| Dataset listings of figures |
○ ○ ○
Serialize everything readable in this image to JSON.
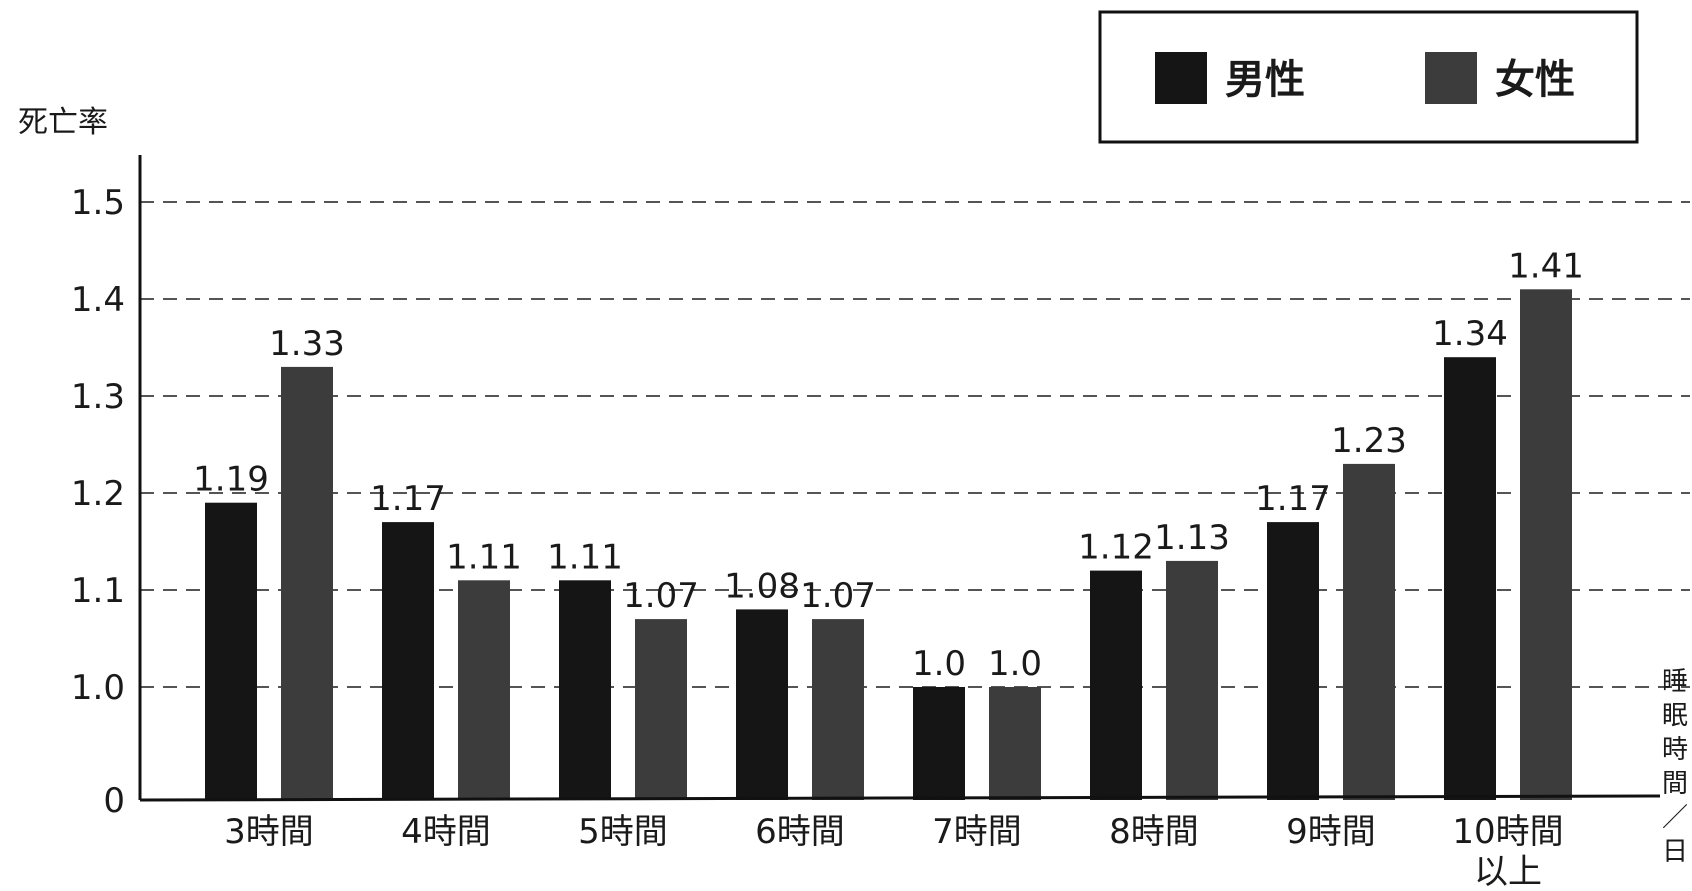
{
  "chart_data": {
    "type": "bar",
    "ylabel": "死亡率",
    "xlabel": "睡眠時間／日",
    "categories": [
      [
        "3時間"
      ],
      [
        "4時間"
      ],
      [
        "5時間"
      ],
      [
        "6時間"
      ],
      [
        "7時間"
      ],
      [
        "8時間"
      ],
      [
        "9時間"
      ],
      [
        "10時間",
        "以上"
      ]
    ],
    "yticks": [
      "0",
      "1.0",
      "1.1",
      "1.2",
      "1.3",
      "1.4",
      "1.5"
    ],
    "ylim": [
      0.9,
      1.5
    ],
    "axis_break": "0 to 1.0 compressed",
    "grid": "dashed horizontal",
    "legend_position": "top-right",
    "series": [
      {
        "name": "男性",
        "color": "#151515",
        "values": [
          1.19,
          1.17,
          1.11,
          1.08,
          1.0,
          1.12,
          1.17,
          1.34
        ],
        "labels": [
          "1.19",
          "1.17",
          "1.11",
          "1.08",
          "1.0",
          "1.12",
          "1.17",
          "1.34"
        ]
      },
      {
        "name": "女性",
        "color": "#3c3c3c",
        "values": [
          1.33,
          1.11,
          1.07,
          1.07,
          1.0,
          1.13,
          1.23,
          1.41
        ],
        "labels": [
          "1.33",
          "1.11",
          "1.07",
          "1.07",
          "1.0",
          "1.13",
          "1.23",
          "1.41"
        ]
      }
    ]
  }
}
○ ○ ○
| The problem |
Without including any pictures, reproduce the listing exactly.

| Result of the task |
Serialize everything readable in this image to JSON.
{
  "chart_data": {
    "type": "bar",
    "ylabel": "死亡率",
    "xlabel": "睡眠時間／日",
    "categories": [
      [
        "3時間"
      ],
      [
        "4時間"
      ],
      [
        "5時間"
      ],
      [
        "6時間"
      ],
      [
        "7時間"
      ],
      [
        "8時間"
      ],
      [
        "9時間"
      ],
      [
        "10時間",
        "以上"
      ]
    ],
    "yticks": [
      "0",
      "1.0",
      "1.1",
      "1.2",
      "1.3",
      "1.4",
      "1.5"
    ],
    "ylim": [
      0.9,
      1.5
    ],
    "axis_break": "0 to 1.0 compressed",
    "grid": "dashed horizontal",
    "legend_position": "top-right",
    "series": [
      {
        "name": "男性",
        "color": "#151515",
        "values": [
          1.19,
          1.17,
          1.11,
          1.08,
          1.0,
          1.12,
          1.17,
          1.34
        ],
        "labels": [
          "1.19",
          "1.17",
          "1.11",
          "1.08",
          "1.0",
          "1.12",
          "1.17",
          "1.34"
        ]
      },
      {
        "name": "女性",
        "color": "#3c3c3c",
        "values": [
          1.33,
          1.11,
          1.07,
          1.07,
          1.0,
          1.13,
          1.23,
          1.41
        ],
        "labels": [
          "1.33",
          "1.11",
          "1.07",
          "1.07",
          "1.0",
          "1.13",
          "1.23",
          "1.41"
        ]
      }
    ]
  }
}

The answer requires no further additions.